The task
Can you transcribe every record below exactly as it appears?

▬▬▬▬▬▬▬▬▬▬

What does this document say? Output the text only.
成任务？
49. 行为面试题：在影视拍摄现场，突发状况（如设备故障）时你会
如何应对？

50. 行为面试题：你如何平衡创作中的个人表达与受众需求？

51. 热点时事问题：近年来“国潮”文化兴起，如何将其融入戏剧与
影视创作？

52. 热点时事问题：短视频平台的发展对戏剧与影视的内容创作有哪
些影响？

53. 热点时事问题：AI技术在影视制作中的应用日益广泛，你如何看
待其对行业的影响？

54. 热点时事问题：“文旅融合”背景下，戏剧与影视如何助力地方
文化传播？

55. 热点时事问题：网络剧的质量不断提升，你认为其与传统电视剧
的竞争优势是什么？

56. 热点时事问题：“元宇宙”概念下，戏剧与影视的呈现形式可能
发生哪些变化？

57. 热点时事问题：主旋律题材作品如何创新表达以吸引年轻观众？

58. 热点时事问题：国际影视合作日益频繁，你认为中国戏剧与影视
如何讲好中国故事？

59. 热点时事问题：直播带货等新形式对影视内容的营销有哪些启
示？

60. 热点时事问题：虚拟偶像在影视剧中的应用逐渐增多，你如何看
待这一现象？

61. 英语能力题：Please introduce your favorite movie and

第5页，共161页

▬▬▬▬▬▬▬▬▬▬

Output for this task
What does this document say? Output the text only.
成任务？
49. 行为面试题：在影视拍摄现场，突发状况（如设备故障）时你会
如何应对？

50. 行为面试题：你如何平衡创作中的个人表达与受众需求？

51. 热点时事问题：近年来“国潮”文化兴起，如何将其融入戏剧与
影视创作？

52. 热点时事问题：短视频平台的发展对戏剧与影视的内容创作有哪
些影响？

53. 热点时事问题：AI技术在影视制作中的应用日益广泛，你如何看
待其对行业的影响？

54. 热点时事问题：“文旅融合”背景下，戏剧与影视如何助力地方
文化传播？

55. 热点时事问题：网络剧的质量不断提升，你认为其与传统电视剧
的竞争优势是什么？

56. 热点时事问题：“元宇宙”概念下，戏剧与影视的呈现形式可能
发生哪些变化？

57. 热点时事问题：主旋律题材作品如何创新表达以吸引年轻观众？

58. 热点时事问题：国际影视合作日益频繁，你认为中国戏剧与影视
如何讲好中国故事？

59. 热点时事问题：直播带货等新形式对影视内容的营销有哪些启
示？

60. 热点时事问题：虚拟偶像在影视剧中的应用逐渐增多，你如何看
待这一现象？

61. 英语能力题：Please introduce your favorite movie and

第5页，共161页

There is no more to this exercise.